Collected data:
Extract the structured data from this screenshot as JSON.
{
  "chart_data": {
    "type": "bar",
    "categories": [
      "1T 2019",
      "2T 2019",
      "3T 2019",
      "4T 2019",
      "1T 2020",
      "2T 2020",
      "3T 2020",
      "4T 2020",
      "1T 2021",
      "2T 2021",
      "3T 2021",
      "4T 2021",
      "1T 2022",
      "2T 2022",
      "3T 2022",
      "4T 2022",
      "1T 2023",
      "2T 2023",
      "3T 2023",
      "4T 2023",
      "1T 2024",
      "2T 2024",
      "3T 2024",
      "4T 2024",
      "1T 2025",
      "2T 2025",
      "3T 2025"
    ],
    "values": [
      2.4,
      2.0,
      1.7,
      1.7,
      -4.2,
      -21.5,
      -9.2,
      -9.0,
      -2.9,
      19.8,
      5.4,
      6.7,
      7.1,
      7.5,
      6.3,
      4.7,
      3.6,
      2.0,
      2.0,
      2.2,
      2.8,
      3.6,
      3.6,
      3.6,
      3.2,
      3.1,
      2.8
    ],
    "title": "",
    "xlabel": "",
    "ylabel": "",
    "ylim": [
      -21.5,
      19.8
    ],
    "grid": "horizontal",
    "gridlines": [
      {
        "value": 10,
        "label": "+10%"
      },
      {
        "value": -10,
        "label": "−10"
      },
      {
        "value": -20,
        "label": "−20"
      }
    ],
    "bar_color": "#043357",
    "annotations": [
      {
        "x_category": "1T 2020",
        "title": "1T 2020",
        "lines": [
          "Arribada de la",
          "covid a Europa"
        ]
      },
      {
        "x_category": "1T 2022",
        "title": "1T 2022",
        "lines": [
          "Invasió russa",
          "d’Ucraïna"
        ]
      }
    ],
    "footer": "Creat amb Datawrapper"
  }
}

▶ **Task details**
Everything in the listing above should be restated exactly.

▶ **Reply to the task**
Extract the structured data from this screenshot as JSON.
{
  "chart_data": {
    "type": "bar",
    "categories": [
      "1T 2019",
      "2T 2019",
      "3T 2019",
      "4T 2019",
      "1T 2020",
      "2T 2020",
      "3T 2020",
      "4T 2020",
      "1T 2021",
      "2T 2021",
      "3T 2021",
      "4T 2021",
      "1T 2022",
      "2T 2022",
      "3T 2022",
      "4T 2022",
      "1T 2023",
      "2T 2023",
      "3T 2023",
      "4T 2023",
      "1T 2024",
      "2T 2024",
      "3T 2024",
      "4T 2024",
      "1T 2025",
      "2T 2025",
      "3T 2025"
    ],
    "values": [
      2.4,
      2.0,
      1.7,
      1.7,
      -4.2,
      -21.5,
      -9.2,
      -9.0,
      -2.9,
      19.8,
      5.4,
      6.7,
      7.1,
      7.5,
      6.3,
      4.7,
      3.6,
      2.0,
      2.0,
      2.2,
      2.8,
      3.6,
      3.6,
      3.6,
      3.2,
      3.1,
      2.8
    ],
    "title": "",
    "xlabel": "",
    "ylabel": "",
    "ylim": [
      -21.5,
      19.8
    ],
    "grid": "horizontal",
    "gridlines": [
      {
        "value": 10,
        "label": "+10%"
      },
      {
        "value": -10,
        "label": "−10"
      },
      {
        "value": -20,
        "label": "−20"
      }
    ],
    "bar_color": "#043357",
    "annotations": [
      {
        "x_category": "1T 2020",
        "title": "1T 2020",
        "lines": [
          "Arribada de la",
          "covid a Europa"
        ]
      },
      {
        "x_category": "1T 2022",
        "title": "1T 2022",
        "lines": [
          "Invasió russa",
          "d’Ucraïna"
        ]
      }
    ],
    "footer": "Creat amb Datawrapper"
  }
}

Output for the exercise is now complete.